● **Description of the task**:
Scan the listing below for the word "описание" and state how many lines hold it. Write nothing but the number.
---- Raw data
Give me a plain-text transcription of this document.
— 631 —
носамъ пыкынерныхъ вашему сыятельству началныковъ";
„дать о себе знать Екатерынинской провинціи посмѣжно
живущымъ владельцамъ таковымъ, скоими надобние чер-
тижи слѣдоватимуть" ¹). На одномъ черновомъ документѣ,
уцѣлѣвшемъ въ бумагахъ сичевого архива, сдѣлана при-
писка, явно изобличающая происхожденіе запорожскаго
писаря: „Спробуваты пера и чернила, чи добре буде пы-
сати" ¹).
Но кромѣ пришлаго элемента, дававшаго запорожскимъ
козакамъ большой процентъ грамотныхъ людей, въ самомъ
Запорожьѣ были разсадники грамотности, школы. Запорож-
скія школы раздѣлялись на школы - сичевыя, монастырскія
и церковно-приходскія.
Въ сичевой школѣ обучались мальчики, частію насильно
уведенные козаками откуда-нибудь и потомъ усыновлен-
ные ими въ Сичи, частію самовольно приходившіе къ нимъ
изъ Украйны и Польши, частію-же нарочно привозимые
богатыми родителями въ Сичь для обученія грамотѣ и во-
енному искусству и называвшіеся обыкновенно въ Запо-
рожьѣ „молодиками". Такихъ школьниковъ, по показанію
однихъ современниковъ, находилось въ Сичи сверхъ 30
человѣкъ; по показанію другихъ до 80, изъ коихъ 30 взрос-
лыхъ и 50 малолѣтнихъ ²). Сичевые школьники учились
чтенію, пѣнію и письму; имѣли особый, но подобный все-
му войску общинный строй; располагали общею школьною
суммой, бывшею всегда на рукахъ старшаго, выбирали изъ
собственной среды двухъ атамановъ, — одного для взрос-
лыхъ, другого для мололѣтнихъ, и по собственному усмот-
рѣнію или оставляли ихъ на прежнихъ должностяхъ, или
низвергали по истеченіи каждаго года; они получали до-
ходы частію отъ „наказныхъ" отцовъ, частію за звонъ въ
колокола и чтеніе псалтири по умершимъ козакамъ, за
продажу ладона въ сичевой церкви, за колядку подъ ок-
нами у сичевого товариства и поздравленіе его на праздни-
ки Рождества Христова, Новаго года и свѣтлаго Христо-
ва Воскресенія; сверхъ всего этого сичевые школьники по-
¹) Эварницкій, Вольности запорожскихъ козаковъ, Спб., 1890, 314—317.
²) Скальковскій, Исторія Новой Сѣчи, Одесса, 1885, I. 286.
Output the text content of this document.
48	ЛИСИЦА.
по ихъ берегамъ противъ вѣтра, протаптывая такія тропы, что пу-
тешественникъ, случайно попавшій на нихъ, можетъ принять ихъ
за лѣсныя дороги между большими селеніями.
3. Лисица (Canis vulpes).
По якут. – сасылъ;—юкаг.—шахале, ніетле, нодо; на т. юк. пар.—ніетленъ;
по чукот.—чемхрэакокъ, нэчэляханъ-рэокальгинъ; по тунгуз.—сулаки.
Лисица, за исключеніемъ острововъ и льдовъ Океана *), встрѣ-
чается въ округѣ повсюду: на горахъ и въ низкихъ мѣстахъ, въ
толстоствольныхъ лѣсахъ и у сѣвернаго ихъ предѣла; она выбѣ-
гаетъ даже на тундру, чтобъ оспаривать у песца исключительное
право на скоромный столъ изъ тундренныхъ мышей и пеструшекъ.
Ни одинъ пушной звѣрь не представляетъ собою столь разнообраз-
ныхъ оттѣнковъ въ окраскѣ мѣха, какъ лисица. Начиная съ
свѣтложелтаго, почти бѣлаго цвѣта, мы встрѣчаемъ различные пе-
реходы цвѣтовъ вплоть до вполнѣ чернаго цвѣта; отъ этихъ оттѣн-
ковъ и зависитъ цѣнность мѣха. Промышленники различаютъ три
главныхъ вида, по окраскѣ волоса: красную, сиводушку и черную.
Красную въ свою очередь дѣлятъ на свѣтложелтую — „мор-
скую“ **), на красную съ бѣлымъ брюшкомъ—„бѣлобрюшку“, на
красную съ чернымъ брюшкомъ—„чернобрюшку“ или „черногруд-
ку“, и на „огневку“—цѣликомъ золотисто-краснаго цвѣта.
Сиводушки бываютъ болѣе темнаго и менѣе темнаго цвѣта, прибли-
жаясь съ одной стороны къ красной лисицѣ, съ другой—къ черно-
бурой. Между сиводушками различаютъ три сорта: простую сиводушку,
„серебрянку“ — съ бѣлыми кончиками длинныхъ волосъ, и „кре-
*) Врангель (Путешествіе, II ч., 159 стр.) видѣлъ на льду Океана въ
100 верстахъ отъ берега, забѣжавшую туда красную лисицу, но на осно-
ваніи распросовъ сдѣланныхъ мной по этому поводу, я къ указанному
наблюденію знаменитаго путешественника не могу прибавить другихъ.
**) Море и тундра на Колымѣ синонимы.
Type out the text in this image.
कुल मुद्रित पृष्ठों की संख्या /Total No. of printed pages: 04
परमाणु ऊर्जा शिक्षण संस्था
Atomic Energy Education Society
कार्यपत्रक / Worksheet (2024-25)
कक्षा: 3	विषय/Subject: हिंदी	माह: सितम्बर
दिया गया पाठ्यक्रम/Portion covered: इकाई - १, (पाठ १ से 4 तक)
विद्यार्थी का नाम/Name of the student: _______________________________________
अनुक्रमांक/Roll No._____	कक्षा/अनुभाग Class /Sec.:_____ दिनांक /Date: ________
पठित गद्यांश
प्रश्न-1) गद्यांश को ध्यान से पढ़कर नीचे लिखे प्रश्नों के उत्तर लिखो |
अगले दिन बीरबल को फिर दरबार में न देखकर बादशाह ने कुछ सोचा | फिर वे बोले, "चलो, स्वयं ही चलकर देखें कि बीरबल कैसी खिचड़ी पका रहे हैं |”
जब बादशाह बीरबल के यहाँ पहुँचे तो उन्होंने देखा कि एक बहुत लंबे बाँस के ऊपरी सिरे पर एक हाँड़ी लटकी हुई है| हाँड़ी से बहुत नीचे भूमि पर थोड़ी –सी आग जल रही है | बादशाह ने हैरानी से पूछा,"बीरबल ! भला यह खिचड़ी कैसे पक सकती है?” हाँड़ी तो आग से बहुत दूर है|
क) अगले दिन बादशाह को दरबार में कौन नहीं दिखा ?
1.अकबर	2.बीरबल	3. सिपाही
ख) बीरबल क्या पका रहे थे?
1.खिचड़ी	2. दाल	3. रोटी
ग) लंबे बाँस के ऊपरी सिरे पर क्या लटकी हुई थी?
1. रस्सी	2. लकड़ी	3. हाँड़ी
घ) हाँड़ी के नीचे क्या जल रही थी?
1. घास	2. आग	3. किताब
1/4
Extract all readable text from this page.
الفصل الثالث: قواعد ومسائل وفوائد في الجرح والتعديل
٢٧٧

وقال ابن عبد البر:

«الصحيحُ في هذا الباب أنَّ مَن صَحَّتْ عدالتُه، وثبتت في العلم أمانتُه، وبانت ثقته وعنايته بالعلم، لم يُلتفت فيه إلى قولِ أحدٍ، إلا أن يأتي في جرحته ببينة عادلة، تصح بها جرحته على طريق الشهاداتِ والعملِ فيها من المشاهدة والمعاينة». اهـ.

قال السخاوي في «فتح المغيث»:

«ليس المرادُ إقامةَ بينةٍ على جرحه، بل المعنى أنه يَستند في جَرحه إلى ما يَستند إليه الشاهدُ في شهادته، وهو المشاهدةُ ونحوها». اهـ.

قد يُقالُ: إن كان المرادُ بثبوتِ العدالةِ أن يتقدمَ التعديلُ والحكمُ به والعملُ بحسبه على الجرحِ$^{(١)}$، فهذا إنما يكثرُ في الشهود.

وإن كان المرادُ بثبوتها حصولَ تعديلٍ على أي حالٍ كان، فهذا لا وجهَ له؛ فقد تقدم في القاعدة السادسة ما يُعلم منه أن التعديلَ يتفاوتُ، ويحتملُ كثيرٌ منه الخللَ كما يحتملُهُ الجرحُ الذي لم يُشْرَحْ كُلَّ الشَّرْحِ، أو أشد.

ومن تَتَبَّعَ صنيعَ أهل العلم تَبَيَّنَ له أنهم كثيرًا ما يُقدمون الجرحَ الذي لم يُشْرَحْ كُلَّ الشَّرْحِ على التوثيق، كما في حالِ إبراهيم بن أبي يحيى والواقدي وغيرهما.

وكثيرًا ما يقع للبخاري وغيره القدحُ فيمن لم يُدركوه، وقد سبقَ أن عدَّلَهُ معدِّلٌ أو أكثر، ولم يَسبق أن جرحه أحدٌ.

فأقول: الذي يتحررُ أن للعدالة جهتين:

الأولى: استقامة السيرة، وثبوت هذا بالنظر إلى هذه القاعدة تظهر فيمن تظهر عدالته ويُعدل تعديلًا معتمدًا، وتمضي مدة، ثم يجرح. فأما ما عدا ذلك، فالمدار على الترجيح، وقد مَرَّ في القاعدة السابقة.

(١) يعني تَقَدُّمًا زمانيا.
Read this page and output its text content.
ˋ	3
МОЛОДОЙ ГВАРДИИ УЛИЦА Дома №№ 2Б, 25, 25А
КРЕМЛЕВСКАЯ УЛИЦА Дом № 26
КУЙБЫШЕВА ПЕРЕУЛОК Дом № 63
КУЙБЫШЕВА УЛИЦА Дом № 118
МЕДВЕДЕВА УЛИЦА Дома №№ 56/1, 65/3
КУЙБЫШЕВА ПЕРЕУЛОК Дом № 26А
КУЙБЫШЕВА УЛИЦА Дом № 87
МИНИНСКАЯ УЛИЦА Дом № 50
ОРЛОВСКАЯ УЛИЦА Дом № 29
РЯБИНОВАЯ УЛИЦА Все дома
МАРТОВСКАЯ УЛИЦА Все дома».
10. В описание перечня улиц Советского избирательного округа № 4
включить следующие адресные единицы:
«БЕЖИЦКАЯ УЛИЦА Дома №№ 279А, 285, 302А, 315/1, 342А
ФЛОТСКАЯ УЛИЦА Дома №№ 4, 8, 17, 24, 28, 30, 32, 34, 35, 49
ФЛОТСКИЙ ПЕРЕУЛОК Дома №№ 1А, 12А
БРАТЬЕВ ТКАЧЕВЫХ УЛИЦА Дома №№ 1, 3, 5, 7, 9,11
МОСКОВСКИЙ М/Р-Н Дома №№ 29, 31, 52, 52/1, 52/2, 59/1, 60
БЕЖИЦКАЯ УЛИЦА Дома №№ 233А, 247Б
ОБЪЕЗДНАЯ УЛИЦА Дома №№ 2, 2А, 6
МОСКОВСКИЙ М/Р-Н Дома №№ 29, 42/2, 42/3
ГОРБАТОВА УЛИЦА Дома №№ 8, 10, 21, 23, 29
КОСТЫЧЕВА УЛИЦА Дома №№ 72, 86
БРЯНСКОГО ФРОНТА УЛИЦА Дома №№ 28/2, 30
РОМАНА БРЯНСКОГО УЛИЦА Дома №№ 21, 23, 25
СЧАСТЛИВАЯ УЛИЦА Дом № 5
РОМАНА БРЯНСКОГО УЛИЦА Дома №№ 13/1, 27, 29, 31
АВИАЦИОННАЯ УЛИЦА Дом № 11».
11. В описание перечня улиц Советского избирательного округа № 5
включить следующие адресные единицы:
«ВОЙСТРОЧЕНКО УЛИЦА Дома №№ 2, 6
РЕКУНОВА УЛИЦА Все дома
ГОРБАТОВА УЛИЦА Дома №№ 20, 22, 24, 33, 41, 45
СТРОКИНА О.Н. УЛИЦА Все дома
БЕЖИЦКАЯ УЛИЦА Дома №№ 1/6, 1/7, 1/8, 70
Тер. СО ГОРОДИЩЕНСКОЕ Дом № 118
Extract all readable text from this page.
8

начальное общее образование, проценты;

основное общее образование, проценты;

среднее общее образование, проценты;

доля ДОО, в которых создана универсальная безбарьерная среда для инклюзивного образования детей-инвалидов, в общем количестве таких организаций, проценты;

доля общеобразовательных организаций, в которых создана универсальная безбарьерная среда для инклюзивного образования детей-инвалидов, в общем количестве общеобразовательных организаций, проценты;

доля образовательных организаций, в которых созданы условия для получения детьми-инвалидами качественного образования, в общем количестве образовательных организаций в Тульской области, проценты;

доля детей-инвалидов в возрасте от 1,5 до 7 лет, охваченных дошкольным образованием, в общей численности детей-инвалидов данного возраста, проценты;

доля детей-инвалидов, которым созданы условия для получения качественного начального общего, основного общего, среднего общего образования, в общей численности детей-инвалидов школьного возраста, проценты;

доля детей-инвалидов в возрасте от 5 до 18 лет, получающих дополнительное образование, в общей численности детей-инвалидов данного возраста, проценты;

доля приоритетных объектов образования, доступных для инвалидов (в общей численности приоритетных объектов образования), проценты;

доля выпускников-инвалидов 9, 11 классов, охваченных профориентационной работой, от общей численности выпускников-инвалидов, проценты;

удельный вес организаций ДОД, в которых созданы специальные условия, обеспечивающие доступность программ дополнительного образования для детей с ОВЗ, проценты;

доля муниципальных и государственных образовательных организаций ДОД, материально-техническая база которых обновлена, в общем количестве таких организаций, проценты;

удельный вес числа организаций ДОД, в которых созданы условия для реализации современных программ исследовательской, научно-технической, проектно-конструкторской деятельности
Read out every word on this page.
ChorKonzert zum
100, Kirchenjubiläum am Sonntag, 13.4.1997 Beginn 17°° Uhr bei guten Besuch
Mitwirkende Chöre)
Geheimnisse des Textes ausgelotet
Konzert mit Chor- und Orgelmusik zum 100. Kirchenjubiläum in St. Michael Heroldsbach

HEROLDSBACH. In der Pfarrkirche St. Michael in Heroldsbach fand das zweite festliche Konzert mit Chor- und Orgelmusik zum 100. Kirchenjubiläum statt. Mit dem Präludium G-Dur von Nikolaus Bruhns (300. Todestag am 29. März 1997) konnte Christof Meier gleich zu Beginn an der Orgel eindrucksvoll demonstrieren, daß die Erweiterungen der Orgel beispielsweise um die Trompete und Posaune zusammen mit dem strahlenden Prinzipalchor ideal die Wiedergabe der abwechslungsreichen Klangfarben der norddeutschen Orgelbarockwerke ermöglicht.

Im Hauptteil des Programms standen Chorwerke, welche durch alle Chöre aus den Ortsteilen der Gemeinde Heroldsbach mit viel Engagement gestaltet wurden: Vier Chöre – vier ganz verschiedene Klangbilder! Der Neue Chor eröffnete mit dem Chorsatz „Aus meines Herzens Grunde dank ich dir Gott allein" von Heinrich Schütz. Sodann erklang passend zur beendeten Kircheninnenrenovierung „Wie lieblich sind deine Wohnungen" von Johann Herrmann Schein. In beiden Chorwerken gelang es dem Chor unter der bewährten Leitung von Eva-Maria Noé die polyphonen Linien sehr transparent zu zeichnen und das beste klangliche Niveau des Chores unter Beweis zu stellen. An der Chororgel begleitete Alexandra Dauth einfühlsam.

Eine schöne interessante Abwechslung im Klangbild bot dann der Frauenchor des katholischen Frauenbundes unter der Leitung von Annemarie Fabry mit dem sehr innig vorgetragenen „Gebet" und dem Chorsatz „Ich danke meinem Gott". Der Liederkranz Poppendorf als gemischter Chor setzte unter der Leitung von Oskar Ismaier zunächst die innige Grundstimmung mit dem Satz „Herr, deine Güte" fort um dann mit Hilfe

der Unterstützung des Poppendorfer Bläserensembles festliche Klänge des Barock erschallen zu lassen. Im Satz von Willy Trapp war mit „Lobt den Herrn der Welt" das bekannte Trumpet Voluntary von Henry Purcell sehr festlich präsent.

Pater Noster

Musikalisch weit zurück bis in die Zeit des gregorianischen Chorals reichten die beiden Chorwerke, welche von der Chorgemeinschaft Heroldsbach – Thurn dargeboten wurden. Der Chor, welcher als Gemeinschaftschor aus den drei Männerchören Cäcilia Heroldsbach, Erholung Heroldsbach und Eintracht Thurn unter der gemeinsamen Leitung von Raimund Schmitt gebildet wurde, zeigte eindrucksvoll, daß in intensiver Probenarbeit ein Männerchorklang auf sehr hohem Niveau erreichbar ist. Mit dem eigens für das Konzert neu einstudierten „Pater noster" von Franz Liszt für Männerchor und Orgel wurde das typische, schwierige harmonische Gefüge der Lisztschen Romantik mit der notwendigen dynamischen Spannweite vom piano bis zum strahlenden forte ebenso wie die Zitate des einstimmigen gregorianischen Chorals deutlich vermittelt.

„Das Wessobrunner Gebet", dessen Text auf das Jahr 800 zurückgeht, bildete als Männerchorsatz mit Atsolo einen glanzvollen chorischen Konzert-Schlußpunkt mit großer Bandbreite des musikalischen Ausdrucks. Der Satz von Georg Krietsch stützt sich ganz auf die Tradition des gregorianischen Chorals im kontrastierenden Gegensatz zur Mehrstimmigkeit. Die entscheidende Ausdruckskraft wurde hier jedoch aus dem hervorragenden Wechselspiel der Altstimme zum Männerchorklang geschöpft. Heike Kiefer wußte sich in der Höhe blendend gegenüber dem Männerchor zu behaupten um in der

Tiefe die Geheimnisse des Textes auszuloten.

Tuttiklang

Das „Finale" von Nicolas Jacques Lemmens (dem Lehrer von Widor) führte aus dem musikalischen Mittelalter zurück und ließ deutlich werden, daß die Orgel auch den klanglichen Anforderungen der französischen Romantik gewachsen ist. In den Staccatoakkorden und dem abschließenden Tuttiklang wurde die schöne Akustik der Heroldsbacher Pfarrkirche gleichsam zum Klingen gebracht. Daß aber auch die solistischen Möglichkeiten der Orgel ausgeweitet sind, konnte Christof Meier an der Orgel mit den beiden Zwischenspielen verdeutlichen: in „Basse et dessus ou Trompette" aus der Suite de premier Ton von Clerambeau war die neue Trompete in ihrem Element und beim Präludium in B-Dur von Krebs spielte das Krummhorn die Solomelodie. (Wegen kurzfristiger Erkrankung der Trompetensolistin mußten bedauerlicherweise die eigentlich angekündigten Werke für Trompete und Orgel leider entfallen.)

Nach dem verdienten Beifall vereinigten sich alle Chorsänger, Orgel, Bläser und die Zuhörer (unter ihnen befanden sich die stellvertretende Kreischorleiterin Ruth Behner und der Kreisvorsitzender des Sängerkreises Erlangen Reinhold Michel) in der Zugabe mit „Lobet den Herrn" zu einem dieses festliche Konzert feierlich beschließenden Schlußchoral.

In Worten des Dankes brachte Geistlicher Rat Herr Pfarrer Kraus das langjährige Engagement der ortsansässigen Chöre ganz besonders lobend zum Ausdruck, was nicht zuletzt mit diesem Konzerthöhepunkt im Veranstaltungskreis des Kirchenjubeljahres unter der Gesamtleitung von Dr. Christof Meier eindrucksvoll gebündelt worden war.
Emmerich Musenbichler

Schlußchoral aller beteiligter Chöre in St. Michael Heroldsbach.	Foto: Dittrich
--------
● **Task solution**:
2